* START STORED ROWS *

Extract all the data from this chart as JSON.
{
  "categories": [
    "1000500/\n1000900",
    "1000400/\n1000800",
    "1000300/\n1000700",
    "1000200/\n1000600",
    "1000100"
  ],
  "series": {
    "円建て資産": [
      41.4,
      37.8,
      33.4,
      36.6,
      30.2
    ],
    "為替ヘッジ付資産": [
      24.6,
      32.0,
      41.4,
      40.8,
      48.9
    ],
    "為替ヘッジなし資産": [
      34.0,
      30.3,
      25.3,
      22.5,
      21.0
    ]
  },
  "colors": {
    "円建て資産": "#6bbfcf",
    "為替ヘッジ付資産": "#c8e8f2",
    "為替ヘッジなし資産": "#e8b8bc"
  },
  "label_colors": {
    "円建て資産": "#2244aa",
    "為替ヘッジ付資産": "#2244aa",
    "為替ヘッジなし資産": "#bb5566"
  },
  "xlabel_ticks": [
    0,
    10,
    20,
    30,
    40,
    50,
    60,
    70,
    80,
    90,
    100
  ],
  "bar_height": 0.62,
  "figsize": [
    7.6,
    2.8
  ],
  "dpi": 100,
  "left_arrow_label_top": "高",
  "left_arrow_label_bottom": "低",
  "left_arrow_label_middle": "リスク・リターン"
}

* END STORED ROWS *

EXERCISE PROMPT:
All of the lines above must be returned exactly.

ANSWER FOR THE TASK:
Extract all the data from this chart as JSON.
{
  "categories": [
    "1000500/\n1000900",
    "1000400/\n1000800",
    "1000300/\n1000700",
    "1000200/\n1000600",
    "1000100"
  ],
  "series": {
    "円建て資産": [
      41.4,
      37.8,
      33.4,
      36.6,
      30.2
    ],
    "為替ヘッジ付資産": [
      24.6,
      32.0,
      41.4,
      40.8,
      48.9
    ],
    "為替ヘッジなし資産": [
      34.0,
      30.3,
      25.3,
      22.5,
      21.0
    ]
  },
  "colors": {
    "円建て資産": "#6bbfcf",
    "為替ヘッジ付資産": "#c8e8f2",
    "為替ヘッジなし資産": "#e8b8bc"
  },
  "label_colors": {
    "円建て資産": "#2244aa",
    "為替ヘッジ付資産": "#2244aa",
    "為替ヘッジなし資産": "#bb5566"
  },
  "xlabel_ticks": [
    0,
    10,
    20,
    30,
    40,
    50,
    60,
    70,
    80,
    90,
    100
  ],
  "bar_height": 0.62,
  "figsize": [
    7.6,
    2.8
  ],
  "dpi": 100,
  "left_arrow_label_top": "高",
  "left_arrow_label_bottom": "低",
  "left_arrow_label_middle": "リスク・リターン"
}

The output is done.